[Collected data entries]

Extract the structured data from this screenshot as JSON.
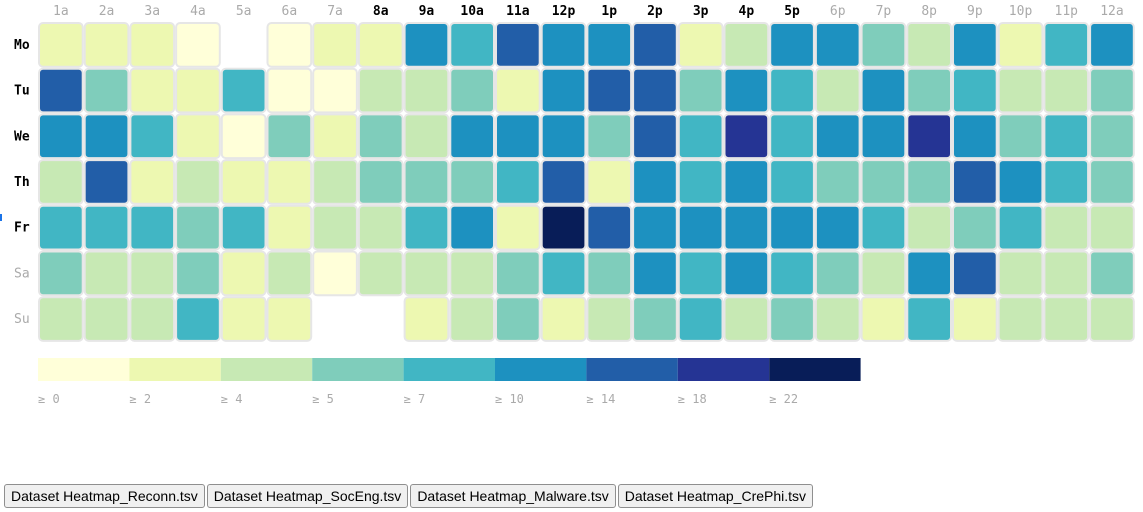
{
  "chart_data": {
    "type": "heatmap",
    "x_labels": [
      "1a",
      "2a",
      "3a",
      "4a",
      "5a",
      "6a",
      "7a",
      "8a",
      "9a",
      "10a",
      "11a",
      "12p",
      "1p",
      "2p",
      "3p",
      "4p",
      "5p",
      "6p",
      "7p",
      "8p",
      "9p",
      "10p",
      "11p",
      "12a"
    ],
    "x_label_bold": [
      false,
      false,
      false,
      false,
      false,
      false,
      false,
      true,
      true,
      true,
      true,
      true,
      true,
      true,
      true,
      true,
      true,
      false,
      false,
      false,
      false,
      false,
      false,
      false
    ],
    "y_labels": [
      "Mo",
      "Tu",
      "We",
      "Th",
      "Fr",
      "Sa",
      "Su"
    ],
    "y_label_bold": [
      true,
      true,
      true,
      true,
      true,
      false,
      false
    ],
    "values": [
      [
        3,
        3,
        3,
        1,
        null,
        1,
        3,
        3,
        12,
        8,
        15,
        11,
        11,
        15,
        3,
        4,
        11,
        11,
        6,
        4,
        11,
        3,
        8,
        11
      ],
      [
        15,
        6,
        3,
        3,
        8,
        1,
        1,
        4,
        4,
        6,
        3,
        11,
        15,
        15,
        6,
        11,
        8,
        4,
        11,
        6,
        8,
        4,
        4,
        6
      ],
      [
        11,
        11,
        8,
        3,
        1,
        6,
        3,
        6,
        4,
        11,
        11,
        11,
        6,
        15,
        8,
        19,
        8,
        11,
        11,
        19,
        11,
        6,
        8,
        6
      ],
      [
        4,
        15,
        3,
        4,
        3,
        3,
        4,
        6,
        6,
        6,
        8,
        15,
        3,
        11,
        8,
        11,
        8,
        6,
        6,
        6,
        15,
        11,
        8,
        6
      ],
      [
        8,
        8,
        8,
        6,
        8,
        3,
        4,
        4,
        8,
        11,
        3,
        23,
        15,
        11,
        11,
        11,
        11,
        11,
        8,
        4,
        6,
        8,
        4,
        4
      ],
      [
        6,
        4,
        4,
        6,
        3,
        4,
        1,
        4,
        4,
        4,
        6,
        8,
        6,
        11,
        8,
        11,
        8,
        6,
        4,
        11,
        15,
        4,
        4,
        6
      ],
      [
        4,
        4,
        4,
        8,
        3,
        3,
        null,
        null,
        3,
        4,
        6,
        3,
        4,
        6,
        8,
        4,
        6,
        4,
        3,
        8,
        3,
        4,
        4,
        4
      ]
    ],
    "thresholds": [
      0,
      2,
      4,
      5,
      7,
      10,
      14,
      18,
      22
    ],
    "colors": [
      "#ffffd9",
      "#edf8b1",
      "#c7e9b4",
      "#7fcdbb",
      "#41b6c4",
      "#1d91c0",
      "#225ea8",
      "#253494",
      "#081d58"
    ],
    "legend_labels": [
      "≥ 0",
      "≥ 2",
      "≥ 4",
      "≥ 5",
      "≥ 7",
      "≥ 10",
      "≥ 14",
      "≥ 18",
      "≥ 22"
    ]
  },
  "buttons": [
    "Dataset Heatmap_Reconn.tsv",
    "Dataset Heatmap_SocEng.tsv",
    "Dataset Heatmap_Malware.tsv",
    "Dataset Heatmap_CrePhi.tsv"
  ]
}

- _WHAT IS REQUIRED_
Exactly reproduce the entries above, minus the pictures.

- _TASK ANSWER_
Extract the structured data from this screenshot as JSON.
{
  "chart_data": {
    "type": "heatmap",
    "x_labels": [
      "1a",
      "2a",
      "3a",
      "4a",
      "5a",
      "6a",
      "7a",
      "8a",
      "9a",
      "10a",
      "11a",
      "12p",
      "1p",
      "2p",
      "3p",
      "4p",
      "5p",
      "6p",
      "7p",
      "8p",
      "9p",
      "10p",
      "11p",
      "12a"
    ],
    "x_label_bold": [
      false,
      false,
      false,
      false,
      false,
      false,
      false,
      true,
      true,
      true,
      true,
      true,
      true,
      true,
      true,
      true,
      true,
      false,
      false,
      false,
      false,
      false,
      false,
      false
    ],
    "y_labels": [
      "Mo",
      "Tu",
      "We",
      "Th",
      "Fr",
      "Sa",
      "Su"
    ],
    "y_label_bold": [
      true,
      true,
      true,
      true,
      true,
      false,
      false
    ],
    "values": [
      [
        3,
        3,
        3,
        1,
        null,
        1,
        3,
        3,
        12,
        8,
        15,
        11,
        11,
        15,
        3,
        4,
        11,
        11,
        6,
        4,
        11,
        3,
        8,
        11
      ],
      [
        15,
        6,
        3,
        3,
        8,
        1,
        1,
        4,
        4,
        6,
        3,
        11,
        15,
        15,
        6,
        11,
        8,
        4,
        11,
        6,
        8,
        4,
        4,
        6
      ],
      [
        11,
        11,
        8,
        3,
        1,
        6,
        3,
        6,
        4,
        11,
        11,
        11,
        6,
        15,
        8,
        19,
        8,
        11,
        11,
        19,
        11,
        6,
        8,
        6
      ],
      [
        4,
        15,
        3,
        4,
        3,
        3,
        4,
        6,
        6,
        6,
        8,
        15,
        3,
        11,
        8,
        11,
        8,
        6,
        6,
        6,
        15,
        11,
        8,
        6
      ],
      [
        8,
        8,
        8,
        6,
        8,
        3,
        4,
        4,
        8,
        11,
        3,
        23,
        15,
        11,
        11,
        11,
        11,
        11,
        8,
        4,
        6,
        8,
        4,
        4
      ],
      [
        6,
        4,
        4,
        6,
        3,
        4,
        1,
        4,
        4,
        4,
        6,
        8,
        6,
        11,
        8,
        11,
        8,
        6,
        4,
        11,
        15,
        4,
        4,
        6
      ],
      [
        4,
        4,
        4,
        8,
        3,
        3,
        null,
        null,
        3,
        4,
        6,
        3,
        4,
        6,
        8,
        4,
        6,
        4,
        3,
        8,
        3,
        4,
        4,
        4
      ]
    ],
    "thresholds": [
      0,
      2,
      4,
      5,
      7,
      10,
      14,
      18,
      22
    ],
    "colors": [
      "#ffffd9",
      "#edf8b1",
      "#c7e9b4",
      "#7fcdbb",
      "#41b6c4",
      "#1d91c0",
      "#225ea8",
      "#253494",
      "#081d58"
    ],
    "legend_labels": [
      "≥ 0",
      "≥ 2",
      "≥ 4",
      "≥ 5",
      "≥ 7",
      "≥ 10",
      "≥ 14",
      "≥ 18",
      "≥ 22"
    ]
  },
  "buttons": [
    "Dataset Heatmap_Reconn.tsv",
    "Dataset Heatmap_SocEng.tsv",
    "Dataset Heatmap_Malware.tsv",
    "Dataset Heatmap_CrePhi.tsv"
  ]
}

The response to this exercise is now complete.